§ **Given records**:

━━━━━━━━━━

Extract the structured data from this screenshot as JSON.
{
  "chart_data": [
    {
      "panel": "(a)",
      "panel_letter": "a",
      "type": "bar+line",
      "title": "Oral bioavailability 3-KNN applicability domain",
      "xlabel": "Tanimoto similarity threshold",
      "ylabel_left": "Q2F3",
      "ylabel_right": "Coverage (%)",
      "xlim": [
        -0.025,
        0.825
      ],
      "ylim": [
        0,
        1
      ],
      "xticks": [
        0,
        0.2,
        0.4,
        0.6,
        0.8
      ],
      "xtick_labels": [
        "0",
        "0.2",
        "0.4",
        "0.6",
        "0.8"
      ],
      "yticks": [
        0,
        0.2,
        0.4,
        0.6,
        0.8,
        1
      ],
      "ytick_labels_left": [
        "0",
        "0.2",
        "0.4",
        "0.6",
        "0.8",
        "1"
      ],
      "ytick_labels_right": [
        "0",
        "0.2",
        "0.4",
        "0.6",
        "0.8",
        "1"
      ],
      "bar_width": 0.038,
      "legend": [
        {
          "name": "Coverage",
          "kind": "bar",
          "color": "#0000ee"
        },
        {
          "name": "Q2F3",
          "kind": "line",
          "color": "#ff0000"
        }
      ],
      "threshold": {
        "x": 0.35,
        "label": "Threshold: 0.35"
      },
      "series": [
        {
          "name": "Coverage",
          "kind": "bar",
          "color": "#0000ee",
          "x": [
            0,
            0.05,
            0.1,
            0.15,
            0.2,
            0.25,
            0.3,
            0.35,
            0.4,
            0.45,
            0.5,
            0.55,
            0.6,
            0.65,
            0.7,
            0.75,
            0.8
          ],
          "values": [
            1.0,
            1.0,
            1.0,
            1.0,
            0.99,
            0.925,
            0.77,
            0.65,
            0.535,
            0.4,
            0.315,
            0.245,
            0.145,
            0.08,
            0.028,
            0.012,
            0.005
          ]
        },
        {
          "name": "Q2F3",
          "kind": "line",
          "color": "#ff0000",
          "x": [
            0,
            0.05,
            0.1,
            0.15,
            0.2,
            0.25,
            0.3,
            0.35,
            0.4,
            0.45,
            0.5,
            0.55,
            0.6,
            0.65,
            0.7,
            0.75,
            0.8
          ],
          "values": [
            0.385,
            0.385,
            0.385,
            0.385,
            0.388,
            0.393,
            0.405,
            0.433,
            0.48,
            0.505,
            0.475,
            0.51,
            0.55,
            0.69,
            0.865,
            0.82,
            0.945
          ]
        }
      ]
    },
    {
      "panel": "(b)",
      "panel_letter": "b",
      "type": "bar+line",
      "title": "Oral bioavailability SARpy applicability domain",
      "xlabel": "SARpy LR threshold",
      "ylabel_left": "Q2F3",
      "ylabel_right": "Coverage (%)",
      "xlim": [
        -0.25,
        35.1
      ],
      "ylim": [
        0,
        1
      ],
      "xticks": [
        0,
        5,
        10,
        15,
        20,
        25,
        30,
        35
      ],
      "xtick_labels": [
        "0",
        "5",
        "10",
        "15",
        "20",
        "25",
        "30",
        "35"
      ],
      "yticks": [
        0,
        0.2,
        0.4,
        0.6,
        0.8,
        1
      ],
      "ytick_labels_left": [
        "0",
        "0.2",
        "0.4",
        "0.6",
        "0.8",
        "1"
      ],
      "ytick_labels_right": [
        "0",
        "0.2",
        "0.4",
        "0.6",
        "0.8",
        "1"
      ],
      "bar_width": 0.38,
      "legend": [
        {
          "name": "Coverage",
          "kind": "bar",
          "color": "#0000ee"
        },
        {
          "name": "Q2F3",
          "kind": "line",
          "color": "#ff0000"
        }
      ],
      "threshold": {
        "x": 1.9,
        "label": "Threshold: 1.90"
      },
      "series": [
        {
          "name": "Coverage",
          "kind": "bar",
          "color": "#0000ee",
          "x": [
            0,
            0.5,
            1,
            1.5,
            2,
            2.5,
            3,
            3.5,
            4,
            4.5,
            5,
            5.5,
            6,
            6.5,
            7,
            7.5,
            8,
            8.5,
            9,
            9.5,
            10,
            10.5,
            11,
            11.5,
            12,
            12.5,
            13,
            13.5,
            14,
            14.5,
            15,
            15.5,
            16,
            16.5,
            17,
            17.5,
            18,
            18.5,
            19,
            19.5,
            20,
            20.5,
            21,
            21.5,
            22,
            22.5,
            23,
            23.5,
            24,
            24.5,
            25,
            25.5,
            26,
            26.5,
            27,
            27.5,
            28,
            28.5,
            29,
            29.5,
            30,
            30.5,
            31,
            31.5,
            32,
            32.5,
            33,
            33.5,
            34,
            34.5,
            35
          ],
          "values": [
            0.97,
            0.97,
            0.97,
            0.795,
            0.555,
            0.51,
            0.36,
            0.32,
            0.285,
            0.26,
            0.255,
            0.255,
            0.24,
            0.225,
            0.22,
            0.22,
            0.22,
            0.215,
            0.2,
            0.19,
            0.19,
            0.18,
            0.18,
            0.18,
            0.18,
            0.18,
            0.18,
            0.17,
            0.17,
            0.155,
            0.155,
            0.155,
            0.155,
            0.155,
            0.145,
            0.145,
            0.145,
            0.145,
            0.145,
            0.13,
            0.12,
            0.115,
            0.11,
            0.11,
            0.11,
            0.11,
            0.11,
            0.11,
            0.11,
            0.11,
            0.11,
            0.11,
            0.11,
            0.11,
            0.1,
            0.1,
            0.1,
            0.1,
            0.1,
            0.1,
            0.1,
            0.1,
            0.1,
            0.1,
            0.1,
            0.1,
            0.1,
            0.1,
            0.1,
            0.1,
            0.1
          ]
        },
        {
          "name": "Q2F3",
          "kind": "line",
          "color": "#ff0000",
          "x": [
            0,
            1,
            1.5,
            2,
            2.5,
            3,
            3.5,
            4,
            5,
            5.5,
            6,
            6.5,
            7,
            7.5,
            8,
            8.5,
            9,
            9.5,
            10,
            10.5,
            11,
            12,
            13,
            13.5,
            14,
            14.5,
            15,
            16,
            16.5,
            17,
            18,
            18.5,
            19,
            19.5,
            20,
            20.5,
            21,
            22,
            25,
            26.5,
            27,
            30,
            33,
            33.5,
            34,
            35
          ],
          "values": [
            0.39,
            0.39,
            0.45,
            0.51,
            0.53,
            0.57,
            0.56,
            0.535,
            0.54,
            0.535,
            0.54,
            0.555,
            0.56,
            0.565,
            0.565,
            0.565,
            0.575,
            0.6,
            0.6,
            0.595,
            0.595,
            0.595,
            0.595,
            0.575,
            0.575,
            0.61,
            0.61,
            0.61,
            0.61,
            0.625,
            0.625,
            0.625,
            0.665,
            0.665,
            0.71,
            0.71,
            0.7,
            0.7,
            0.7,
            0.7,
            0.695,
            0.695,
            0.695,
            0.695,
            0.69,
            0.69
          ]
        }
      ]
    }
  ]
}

━━━━━━━━━━

§ **What you need to do**: Tally up the lines in the records that contain the word "SARpy" and give only the total.

§ **Right answer**: 2